(Data entries)

● ● ● ●

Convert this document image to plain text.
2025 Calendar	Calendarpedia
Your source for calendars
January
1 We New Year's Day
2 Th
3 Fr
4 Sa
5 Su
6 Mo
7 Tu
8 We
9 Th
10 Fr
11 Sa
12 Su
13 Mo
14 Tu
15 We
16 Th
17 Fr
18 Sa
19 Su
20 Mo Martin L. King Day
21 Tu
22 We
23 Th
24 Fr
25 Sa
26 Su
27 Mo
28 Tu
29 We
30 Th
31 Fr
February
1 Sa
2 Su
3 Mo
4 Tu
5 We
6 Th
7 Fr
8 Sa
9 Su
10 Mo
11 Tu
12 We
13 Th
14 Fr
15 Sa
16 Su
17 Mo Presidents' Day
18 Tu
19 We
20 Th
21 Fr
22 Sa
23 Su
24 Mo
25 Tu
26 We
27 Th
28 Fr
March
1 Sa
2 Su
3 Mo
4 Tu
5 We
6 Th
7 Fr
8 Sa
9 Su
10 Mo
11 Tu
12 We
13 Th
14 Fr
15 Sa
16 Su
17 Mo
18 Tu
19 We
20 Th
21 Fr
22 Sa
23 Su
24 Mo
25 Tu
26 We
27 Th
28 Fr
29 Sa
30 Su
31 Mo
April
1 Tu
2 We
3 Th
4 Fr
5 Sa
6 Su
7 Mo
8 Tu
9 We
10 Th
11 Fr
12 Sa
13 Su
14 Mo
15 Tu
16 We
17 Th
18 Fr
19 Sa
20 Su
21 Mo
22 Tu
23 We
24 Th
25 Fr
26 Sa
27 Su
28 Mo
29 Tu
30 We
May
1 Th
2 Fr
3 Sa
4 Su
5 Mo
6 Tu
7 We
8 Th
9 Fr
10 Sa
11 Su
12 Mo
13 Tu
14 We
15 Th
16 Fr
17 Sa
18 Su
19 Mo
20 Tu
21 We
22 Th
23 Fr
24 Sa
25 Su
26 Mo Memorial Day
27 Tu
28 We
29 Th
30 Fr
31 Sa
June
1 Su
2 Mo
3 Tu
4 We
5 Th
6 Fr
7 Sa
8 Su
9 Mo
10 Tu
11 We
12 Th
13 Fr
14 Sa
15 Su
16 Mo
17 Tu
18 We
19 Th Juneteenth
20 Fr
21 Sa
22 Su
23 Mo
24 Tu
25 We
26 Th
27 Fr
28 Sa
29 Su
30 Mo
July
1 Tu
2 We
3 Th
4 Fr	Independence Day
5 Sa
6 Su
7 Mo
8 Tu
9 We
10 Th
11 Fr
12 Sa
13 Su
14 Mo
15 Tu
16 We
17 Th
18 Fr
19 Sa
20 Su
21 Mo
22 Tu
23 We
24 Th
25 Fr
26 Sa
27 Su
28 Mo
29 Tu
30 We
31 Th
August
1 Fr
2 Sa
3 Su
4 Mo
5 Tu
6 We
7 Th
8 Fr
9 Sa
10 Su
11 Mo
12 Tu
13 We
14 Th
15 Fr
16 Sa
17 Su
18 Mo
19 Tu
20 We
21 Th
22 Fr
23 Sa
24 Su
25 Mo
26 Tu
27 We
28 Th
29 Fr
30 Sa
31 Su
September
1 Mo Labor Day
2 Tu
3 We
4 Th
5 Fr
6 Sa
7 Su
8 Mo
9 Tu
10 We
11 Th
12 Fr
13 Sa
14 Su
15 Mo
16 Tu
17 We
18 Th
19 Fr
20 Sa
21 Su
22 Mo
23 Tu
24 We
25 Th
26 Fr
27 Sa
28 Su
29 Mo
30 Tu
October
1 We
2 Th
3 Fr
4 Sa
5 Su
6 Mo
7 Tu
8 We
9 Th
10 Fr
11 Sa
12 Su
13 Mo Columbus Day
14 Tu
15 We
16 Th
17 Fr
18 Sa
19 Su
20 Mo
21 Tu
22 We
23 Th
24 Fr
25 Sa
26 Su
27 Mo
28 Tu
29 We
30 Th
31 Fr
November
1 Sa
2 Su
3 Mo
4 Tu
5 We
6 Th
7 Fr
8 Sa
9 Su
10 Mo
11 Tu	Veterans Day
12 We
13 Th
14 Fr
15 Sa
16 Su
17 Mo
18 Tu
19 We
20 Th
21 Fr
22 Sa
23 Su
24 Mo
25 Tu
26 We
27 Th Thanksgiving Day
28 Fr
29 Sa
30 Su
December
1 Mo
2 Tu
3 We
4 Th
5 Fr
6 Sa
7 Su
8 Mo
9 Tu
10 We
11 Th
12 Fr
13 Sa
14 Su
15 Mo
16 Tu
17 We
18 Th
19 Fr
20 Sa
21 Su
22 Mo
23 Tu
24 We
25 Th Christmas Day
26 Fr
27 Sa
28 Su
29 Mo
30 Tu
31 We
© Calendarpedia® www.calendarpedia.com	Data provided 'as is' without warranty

● ● ● ●

Return each line of the data that contains the string "Calendarpedia".

2025 Calendar	Calendarpedia
© Calendarpedia® www.calendarpedia.com	Data provided 'as is' without warranty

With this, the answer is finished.